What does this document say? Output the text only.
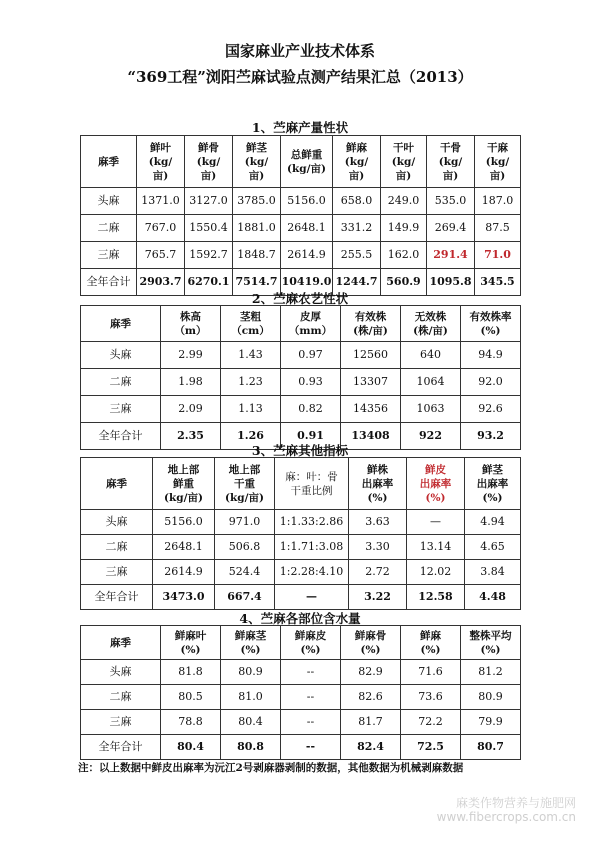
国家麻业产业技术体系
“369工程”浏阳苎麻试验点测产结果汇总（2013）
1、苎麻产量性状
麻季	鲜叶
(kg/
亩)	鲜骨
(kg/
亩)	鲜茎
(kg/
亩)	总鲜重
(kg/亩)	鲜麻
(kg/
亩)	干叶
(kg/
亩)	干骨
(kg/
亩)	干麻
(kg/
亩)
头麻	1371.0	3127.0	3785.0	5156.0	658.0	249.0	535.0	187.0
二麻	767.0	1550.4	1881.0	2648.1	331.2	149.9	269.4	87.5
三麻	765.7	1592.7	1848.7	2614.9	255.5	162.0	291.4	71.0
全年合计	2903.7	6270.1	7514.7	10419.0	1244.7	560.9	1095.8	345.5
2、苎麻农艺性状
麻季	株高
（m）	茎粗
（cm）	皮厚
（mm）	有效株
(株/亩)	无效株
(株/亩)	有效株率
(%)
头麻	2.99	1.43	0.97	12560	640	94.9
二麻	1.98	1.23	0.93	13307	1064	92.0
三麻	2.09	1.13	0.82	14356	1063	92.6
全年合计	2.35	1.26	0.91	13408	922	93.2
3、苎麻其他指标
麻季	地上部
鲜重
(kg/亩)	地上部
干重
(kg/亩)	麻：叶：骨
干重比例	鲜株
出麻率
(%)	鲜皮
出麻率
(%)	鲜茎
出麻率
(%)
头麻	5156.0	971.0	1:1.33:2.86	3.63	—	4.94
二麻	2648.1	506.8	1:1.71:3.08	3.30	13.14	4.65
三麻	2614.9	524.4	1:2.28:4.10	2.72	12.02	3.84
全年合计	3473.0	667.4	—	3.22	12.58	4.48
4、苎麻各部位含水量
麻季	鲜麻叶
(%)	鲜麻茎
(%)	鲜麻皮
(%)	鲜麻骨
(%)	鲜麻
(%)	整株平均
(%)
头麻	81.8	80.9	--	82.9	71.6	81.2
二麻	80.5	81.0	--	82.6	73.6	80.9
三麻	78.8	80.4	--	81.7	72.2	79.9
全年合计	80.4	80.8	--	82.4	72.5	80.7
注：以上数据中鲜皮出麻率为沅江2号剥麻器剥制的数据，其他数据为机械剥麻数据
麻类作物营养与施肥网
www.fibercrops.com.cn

...

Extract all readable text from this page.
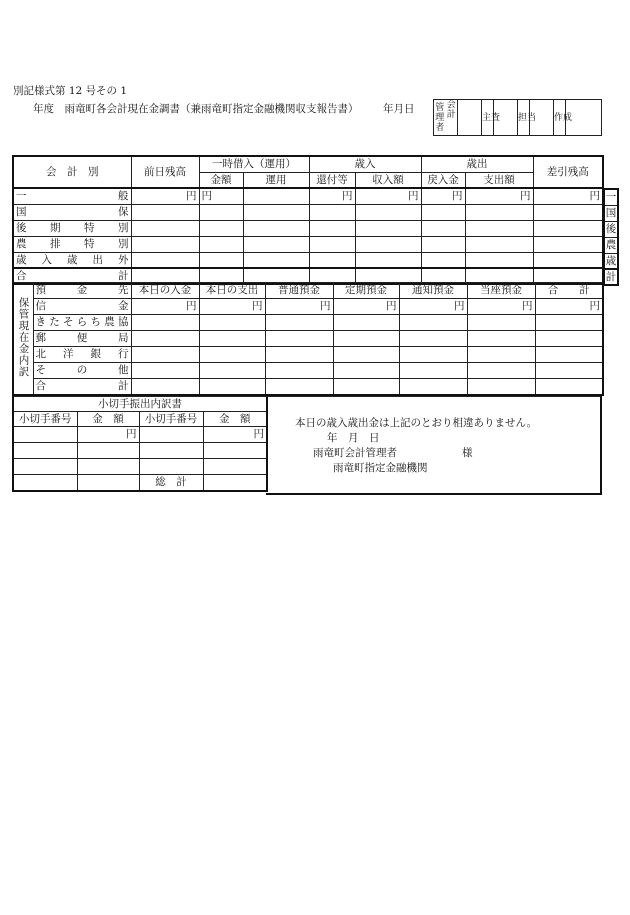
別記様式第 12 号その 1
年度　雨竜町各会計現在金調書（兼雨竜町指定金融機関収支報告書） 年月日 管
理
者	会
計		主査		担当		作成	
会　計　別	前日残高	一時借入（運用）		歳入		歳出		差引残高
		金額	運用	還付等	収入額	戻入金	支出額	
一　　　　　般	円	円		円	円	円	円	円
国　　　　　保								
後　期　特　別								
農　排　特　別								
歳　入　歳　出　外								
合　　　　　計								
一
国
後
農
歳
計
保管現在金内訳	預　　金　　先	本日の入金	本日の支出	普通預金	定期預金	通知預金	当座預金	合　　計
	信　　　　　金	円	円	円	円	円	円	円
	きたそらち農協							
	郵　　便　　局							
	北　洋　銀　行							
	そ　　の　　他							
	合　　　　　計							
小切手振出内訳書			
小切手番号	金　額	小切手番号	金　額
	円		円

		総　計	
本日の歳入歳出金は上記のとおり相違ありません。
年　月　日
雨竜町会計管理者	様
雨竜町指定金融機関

:: Aim of the exercise ::
Using the entries above, state how many lines include the word "text", with no other words.

:: Exercise solution ::
2